## Given data

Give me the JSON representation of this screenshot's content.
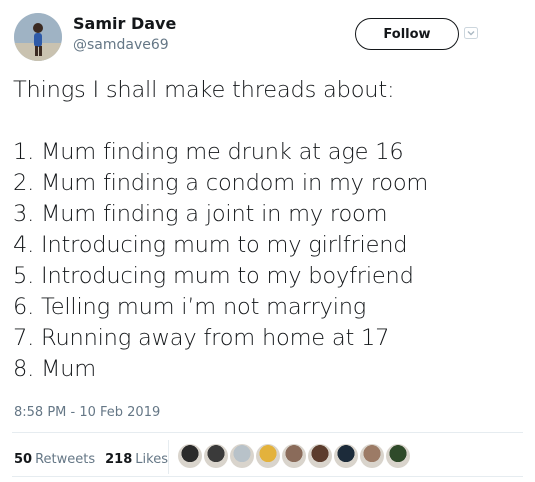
{
  "user": {
    "display_name": "Samir Dave",
    "handle": "@samdave69",
    "avatar_icon": "profile-photo"
  },
  "follow": {
    "label": "Follow"
  },
  "tweet": {
    "heading": "Things I shall make threads about:",
    "items": [
      "1. Mum finding me drunk at age 16",
      "2. Mum finding a condom in my room",
      "3. Mum finding a joint in my room",
      "4. Introducing mum to my girlfriend",
      "5. Introducing mum to my boyfriend",
      "6. Telling mum i’m not marrying",
      "7. Running away from home at 17",
      "8. Mum"
    ],
    "timestamp": "8:58 PM - 10 Feb 2019"
  },
  "stats": {
    "retweets_count": "50",
    "retweets_label": "Retweets",
    "likes_count": "218",
    "likes_label": "Likes"
  },
  "likers": [
    {
      "icon": "liker-avatar",
      "color": "#2b2b2b"
    },
    {
      "icon": "liker-avatar",
      "color": "#3a3a3a"
    },
    {
      "icon": "liker-avatar",
      "color": "#b8c2c9"
    },
    {
      "icon": "liker-avatar",
      "color": "#e3b23c"
    },
    {
      "icon": "liker-avatar",
      "color": "#8a6b5a"
    },
    {
      "icon": "liker-avatar",
      "color": "#5c3d2e"
    },
    {
      "icon": "liker-avatar",
      "color": "#1c2b3a"
    },
    {
      "icon": "liker-avatar",
      "color": "#9c7b66"
    },
    {
      "icon": "liker-avatar",
      "color": "#2f4a2a"
    }
  ],
  "colors": {
    "text": "#14171a",
    "muted": "#657786",
    "divider": "#e6ecf0"
  }
}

## Problem
Reproduce each record from above exactly; pictures do not belong in the copy.

## Reply to the task
Give me the JSON representation of this screenshot's content.
{
  "user": {
    "display_name": "Samir Dave",
    "handle": "@samdave69",
    "avatar_icon": "profile-photo"
  },
  "follow": {
    "label": "Follow"
  },
  "tweet": {
    "heading": "Things I shall make threads about:",
    "items": [
      "1. Mum finding me drunk at age 16",
      "2. Mum finding a condom in my room",
      "3. Mum finding a joint in my room",
      "4. Introducing mum to my girlfriend",
      "5. Introducing mum to my boyfriend",
      "6. Telling mum i’m not marrying",
      "7. Running away from home at 17",
      "8. Mum"
    ],
    "timestamp": "8:58 PM - 10 Feb 2019"
  },
  "stats": {
    "retweets_count": "50",
    "retweets_label": "Retweets",
    "likes_count": "218",
    "likes_label": "Likes"
  },
  "likers": [
    {
      "icon": "liker-avatar",
      "color": "#2b2b2b"
    },
    {
      "icon": "liker-avatar",
      "color": "#3a3a3a"
    },
    {
      "icon": "liker-avatar",
      "color": "#b8c2c9"
    },
    {
      "icon": "liker-avatar",
      "color": "#e3b23c"
    },
    {
      "icon": "liker-avatar",
      "color": "#8a6b5a"
    },
    {
      "icon": "liker-avatar",
      "color": "#5c3d2e"
    },
    {
      "icon": "liker-avatar",
      "color": "#1c2b3a"
    },
    {
      "icon": "liker-avatar",
      "color": "#9c7b66"
    },
    {
      "icon": "liker-avatar",
      "color": "#2f4a2a"
    }
  ],
  "colors": {
    "text": "#14171a",
    "muted": "#657786",
    "divider": "#e6ecf0"
  }
}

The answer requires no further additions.